Extract the data exactly, missing nothing.
-------
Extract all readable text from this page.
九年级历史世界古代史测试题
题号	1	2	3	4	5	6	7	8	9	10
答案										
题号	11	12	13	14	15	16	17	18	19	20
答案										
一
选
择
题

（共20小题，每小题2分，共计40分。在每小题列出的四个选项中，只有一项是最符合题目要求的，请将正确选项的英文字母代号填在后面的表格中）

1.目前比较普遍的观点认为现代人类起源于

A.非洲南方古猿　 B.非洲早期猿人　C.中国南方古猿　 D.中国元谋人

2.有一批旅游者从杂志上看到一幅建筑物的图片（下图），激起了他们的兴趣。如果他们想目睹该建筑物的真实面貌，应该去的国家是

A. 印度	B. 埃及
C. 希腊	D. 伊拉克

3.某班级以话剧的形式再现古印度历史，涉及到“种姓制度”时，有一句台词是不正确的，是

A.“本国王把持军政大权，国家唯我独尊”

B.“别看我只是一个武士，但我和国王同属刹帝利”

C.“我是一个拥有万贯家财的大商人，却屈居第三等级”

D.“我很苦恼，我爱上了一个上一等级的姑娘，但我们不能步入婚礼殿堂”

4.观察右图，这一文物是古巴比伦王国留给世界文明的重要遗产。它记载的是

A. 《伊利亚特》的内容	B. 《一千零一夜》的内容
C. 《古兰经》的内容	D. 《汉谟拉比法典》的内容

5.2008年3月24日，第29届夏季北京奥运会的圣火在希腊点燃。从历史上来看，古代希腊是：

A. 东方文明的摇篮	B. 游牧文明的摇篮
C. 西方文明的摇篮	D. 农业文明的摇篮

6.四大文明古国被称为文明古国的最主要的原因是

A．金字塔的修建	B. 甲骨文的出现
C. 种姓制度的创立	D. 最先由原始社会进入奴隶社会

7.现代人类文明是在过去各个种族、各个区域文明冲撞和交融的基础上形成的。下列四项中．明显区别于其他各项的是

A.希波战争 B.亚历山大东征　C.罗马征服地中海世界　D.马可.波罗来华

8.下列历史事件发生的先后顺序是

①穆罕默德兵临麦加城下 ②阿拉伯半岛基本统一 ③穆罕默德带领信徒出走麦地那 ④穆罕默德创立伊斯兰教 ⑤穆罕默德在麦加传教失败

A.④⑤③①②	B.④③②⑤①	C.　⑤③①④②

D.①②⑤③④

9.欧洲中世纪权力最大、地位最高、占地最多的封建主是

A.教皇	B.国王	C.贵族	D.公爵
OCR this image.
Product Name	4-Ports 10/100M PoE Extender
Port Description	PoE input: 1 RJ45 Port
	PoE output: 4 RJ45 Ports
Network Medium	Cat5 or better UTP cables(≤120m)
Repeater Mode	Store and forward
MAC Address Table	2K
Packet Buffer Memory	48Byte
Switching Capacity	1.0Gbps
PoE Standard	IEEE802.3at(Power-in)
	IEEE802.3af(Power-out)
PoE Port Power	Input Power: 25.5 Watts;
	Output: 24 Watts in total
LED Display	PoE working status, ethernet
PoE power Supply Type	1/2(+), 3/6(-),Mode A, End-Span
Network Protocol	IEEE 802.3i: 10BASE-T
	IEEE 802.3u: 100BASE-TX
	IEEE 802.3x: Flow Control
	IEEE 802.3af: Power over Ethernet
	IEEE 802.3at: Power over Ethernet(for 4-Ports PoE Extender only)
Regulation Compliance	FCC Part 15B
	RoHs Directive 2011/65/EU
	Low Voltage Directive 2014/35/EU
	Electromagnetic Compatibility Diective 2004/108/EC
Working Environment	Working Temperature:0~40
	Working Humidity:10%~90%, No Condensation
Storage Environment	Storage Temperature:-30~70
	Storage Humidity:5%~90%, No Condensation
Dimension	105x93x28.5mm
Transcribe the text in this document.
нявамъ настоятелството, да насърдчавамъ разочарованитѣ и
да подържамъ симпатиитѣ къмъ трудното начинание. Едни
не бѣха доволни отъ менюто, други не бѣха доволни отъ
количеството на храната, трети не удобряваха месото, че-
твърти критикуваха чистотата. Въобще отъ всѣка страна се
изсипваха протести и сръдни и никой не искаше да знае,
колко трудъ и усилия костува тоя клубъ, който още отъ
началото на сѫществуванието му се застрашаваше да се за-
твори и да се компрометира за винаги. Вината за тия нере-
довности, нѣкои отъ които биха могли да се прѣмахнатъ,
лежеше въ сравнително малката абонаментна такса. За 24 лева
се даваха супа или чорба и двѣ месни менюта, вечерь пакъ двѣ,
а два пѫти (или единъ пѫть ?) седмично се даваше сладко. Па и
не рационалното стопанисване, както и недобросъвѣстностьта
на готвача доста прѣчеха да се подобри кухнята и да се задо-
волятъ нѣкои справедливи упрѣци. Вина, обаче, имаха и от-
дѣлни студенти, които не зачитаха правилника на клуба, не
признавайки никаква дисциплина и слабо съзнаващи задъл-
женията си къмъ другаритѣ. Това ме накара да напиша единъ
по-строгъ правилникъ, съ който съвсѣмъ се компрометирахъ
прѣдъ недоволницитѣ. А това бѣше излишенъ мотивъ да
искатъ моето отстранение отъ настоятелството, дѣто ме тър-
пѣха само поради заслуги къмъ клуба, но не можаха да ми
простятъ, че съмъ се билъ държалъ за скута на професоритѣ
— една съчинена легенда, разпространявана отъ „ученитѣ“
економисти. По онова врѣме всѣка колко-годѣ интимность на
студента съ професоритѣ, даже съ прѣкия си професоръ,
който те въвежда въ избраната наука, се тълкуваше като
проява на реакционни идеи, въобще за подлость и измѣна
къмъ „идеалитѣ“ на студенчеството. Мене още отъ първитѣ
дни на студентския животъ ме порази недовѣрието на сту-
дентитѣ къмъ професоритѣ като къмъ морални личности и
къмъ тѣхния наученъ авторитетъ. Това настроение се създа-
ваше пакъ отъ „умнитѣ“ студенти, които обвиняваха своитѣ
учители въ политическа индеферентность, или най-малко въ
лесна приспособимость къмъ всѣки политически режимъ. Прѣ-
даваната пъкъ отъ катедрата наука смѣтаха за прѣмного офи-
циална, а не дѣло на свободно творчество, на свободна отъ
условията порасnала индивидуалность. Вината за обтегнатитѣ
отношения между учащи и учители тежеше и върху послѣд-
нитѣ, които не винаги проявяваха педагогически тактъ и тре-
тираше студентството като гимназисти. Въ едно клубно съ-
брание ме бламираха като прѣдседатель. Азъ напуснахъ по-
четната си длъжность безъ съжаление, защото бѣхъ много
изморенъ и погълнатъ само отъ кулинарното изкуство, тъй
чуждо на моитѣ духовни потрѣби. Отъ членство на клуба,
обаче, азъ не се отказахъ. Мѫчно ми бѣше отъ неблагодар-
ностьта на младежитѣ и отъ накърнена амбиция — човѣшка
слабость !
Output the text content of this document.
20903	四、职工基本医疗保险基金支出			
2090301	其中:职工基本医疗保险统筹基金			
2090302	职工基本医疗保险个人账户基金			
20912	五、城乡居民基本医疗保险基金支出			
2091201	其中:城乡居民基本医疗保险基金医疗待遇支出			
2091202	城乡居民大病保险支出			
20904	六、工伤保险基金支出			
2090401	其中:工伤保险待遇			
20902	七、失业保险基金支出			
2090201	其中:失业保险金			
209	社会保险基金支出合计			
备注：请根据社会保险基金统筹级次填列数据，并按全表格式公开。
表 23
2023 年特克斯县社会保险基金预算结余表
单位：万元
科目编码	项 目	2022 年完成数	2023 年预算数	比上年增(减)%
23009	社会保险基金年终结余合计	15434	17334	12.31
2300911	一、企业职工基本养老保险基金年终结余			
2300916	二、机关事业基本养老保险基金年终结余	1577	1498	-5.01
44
-------
[TASK OUTPUT]:
Extract all readable text from this page.
九年级历史世界古代史测试题
题号	1	2	3	4	5	6	7	8	9	10
答案										
题号	11	12	13	14	15	16	17	18	19	20
答案										
一
选
择
题

（共20小题，每小题2分，共计40分。在每小题列出的四个选项中，只有一项是最符合题目要求的，请将正确选项的英文字母代号填在后面的表格中）

1.目前比较普遍的观点认为现代人类起源于

A.非洲南方古猿　 B.非洲早期猿人　C.中国南方古猿　 D.中国元谋人

2.有一批旅游者从杂志上看到一幅建筑物的图片（下图），激起了他们的兴趣。如果他们想目睹该建筑物的真实面貌，应该去的国家是

A. 印度	B. 埃及
C. 希腊	D. 伊拉克

3.某班级以话剧的形式再现古印度历史，涉及到“种姓制度”时，有一句台词是不正确的，是

A.“本国王把持军政大权，国家唯我独尊”

B.“别看我只是一个武士，但我和国王同属刹帝利”

C.“我是一个拥有万贯家财的大商人，却屈居第三等级”

D.“我很苦恼，我爱上了一个上一等级的姑娘，但我们不能步入婚礼殿堂”

4.观察右图，这一文物是古巴比伦王国留给世界文明的重要遗产。它记载的是

A. 《伊利亚特》的内容	B. 《一千零一夜》的内容
C. 《古兰经》的内容	D. 《汉谟拉比法典》的内容

5.2008年3月24日，第29届夏季北京奥运会的圣火在希腊点燃。从历史上来看，古代希腊是：

A. 东方文明的摇篮	B. 游牧文明的摇篮
C. 西方文明的摇篮	D. 农业文明的摇篮

6.四大文明古国被称为文明古国的最主要的原因是

A．金字塔的修建	B. 甲骨文的出现
C. 种姓制度的创立	D. 最先由原始社会进入奴隶社会

7.现代人类文明是在过去各个种族、各个区域文明冲撞和交融的基础上形成的。下列四项中．明显区别于其他各项的是

A.希波战争 B.亚历山大东征　C.罗马征服地中海世界　D.马可.波罗来华

8.下列历史事件发生的先后顺序是

①穆罕默德兵临麦加城下 ②阿拉伯半岛基本统一 ③穆罕默德带领信徒出走麦地那 ④穆罕默德创立伊斯兰教 ⑤穆罕默德在麦加传教失败

A.④⑤③①②	B.④③②⑤①	C.　⑤③①④②

D.①②⑤③④

9.欧洲中世纪权力最大、地位最高、占地最多的封建主是

A.教皇	B.国王	C.贵族	D.公爵
OCR this image.
Product Name	4-Ports 10/100M PoE Extender
Port Description	PoE input: 1 RJ45 Port
	PoE output: 4 RJ45 Ports
Network Medium	Cat5 or better UTP cables(≤120m)
Repeater Mode	Store and forward
MAC Address Table	2K
Packet Buffer Memory	48Byte
Switching Capacity	1.0Gbps
PoE Standard	IEEE802.3at(Power-in)
	IEEE802.3af(Power-out)
PoE Port Power	Input Power: 25.5 Watts;
	Output: 24 Watts in total
LED Display	PoE working status, ethernet
PoE power Supply Type	1/2(+), 3/6(-),Mode A, End-Span
Network Protocol	IEEE 802.3i: 10BASE-T
	IEEE 802.3u: 100BASE-TX
	IEEE 802.3x: Flow Control
	IEEE 802.3af: Power over Ethernet
	IEEE 802.3at: Power over Ethernet(for 4-Ports PoE Extender only)
Regulation Compliance	FCC Part 15B
	RoHs Directive 2011/65/EU
	Low Voltage Directive 2014/35/EU
	Electromagnetic Compatibility Diective 2004/108/EC
Working Environment	Working Temperature:0~40
	Working Humidity:10%~90%, No Condensation
Storage Environment	Storage Temperature:-30~70
	Storage Humidity:5%~90%, No Condensation
Dimension	105x93x28.5mm
Transcribe the text in this document.
нявамъ настоятелството, да насърдчавамъ разочарованитѣ и
да подържамъ симпатиитѣ къмъ трудното начинание. Едни
не бѣха доволни отъ менюто, други не бѣха доволни отъ
количеството на храната, трети не удобряваха месото, че-
твърти критикуваха чистотата. Въобще отъ всѣка страна се
изсипваха протести и сръдни и никой не искаше да знае,
колко трудъ и усилия костува тоя клубъ, който още отъ
началото на сѫществуванието му се застрашаваше да се за-
твори и да се компрометира за винаги. Вината за тия нере-
довности, нѣкои отъ които биха могли да се прѣмахнатъ,
лежеше въ сравнително малката абонаментна такса. За 24 лева
се даваха супа или чорба и двѣ месни менюта, вечерь пакъ двѣ,
а два пѫти (или единъ пѫть ?) седмично се даваше сладко. Па и
не рационалното стопанисване, както и недобросъвѣстностьта
на готвача доста прѣчеха да се подобри кухнята и да се задо-
волятъ нѣкои справедливи упрѣци. Вина, обаче, имаха и от-
дѣлни студенти, които не зачитаха правилника на клуба, не
признавайки никаква дисциплина и слабо съзнаващи задъл-
женията си къмъ другаритѣ. Това ме накара да напиша единъ
по-строгъ правилникъ, съ който съвсѣмъ се компрометирахъ
прѣдъ недоволницитѣ. А това бѣше излишенъ мотивъ да
искатъ моето отстранение отъ настоятелството, дѣто ме тър-
пѣха само поради заслуги къмъ клуба, но не можаха да ми
простятъ, че съмъ се билъ държалъ за скута на професоритѣ
— една съчинена легенда, разпространявана отъ „ученитѣ“
економисти. По онова врѣме всѣка колко-годѣ интимность на
студента съ професоритѣ, даже съ прѣкия си професоръ,
който те въвежда въ избраната наука, се тълкуваше като
проява на реакционни идеи, въобще за подлость и измѣна
къмъ „идеалитѣ“ на студенчеството. Мене още отъ първитѣ
дни на студентския животъ ме порази недовѣрието на сту-
дентитѣ къмъ професоритѣ като къмъ морални личности и
къмъ тѣхния наученъ авторитетъ. Това настроение се създа-
ваше пакъ отъ „умнитѣ“ студенти, които обвиняваха своитѣ
учители въ политическа индеферентность, или най-малко въ
лесна приспособимость къмъ всѣки политически режимъ. Прѣ-
даваната пъкъ отъ катедрата наука смѣтаха за прѣмного офи-
циална, а не дѣло на свободно творчество, на свободна отъ
условията порасnала индивидуалность. Вината за обтегнатитѣ
отношения между учащи и учители тежеше и върху послѣд-
нитѣ, които не винаги проявяваха педагогически тактъ и тре-
тираше студентството като гимназисти. Въ едно клубно съ-
брание ме бламираха като прѣдседатель. Азъ напуснахъ по-
четната си длъжность безъ съжаление, защото бѣхъ много
изморенъ и погълнатъ само отъ кулинарното изкуство, тъй
чуждо на моитѣ духовни потрѣби. Отъ членство на клуба,
обаче, азъ не се отказахъ. Мѫчно ми бѣше отъ неблагодар-
ностьта на младежитѣ и отъ накърнена амбиция — човѣшка
слабость !
Output the text content of this document.
20903	四、职工基本医疗保险基金支出			
2090301	其中:职工基本医疗保险统筹基金			
2090302	职工基本医疗保险个人账户基金			
20912	五、城乡居民基本医疗保险基金支出			
2091201	其中:城乡居民基本医疗保险基金医疗待遇支出			
2091202	城乡居民大病保险支出			
20904	六、工伤保险基金支出			
2090401	其中:工伤保险待遇			
20902	七、失业保险基金支出			
2090201	其中:失业保险金			
209	社会保险基金支出合计			
备注：请根据社会保险基金统筹级次填列数据，并按全表格式公开。
表 23
2023 年特克斯县社会保险基金预算结余表
单位：万元
科目编码	项 目	2022 年完成数	2023 年预算数	比上年增(减)%
23009	社会保险基金年终结余合计	15434	17334	12.31
2300911	一、企业职工基本养老保险基金年终结余			
2300916	二、机关事业基本养老保险基金年终结余	1577	1498	-5.01
44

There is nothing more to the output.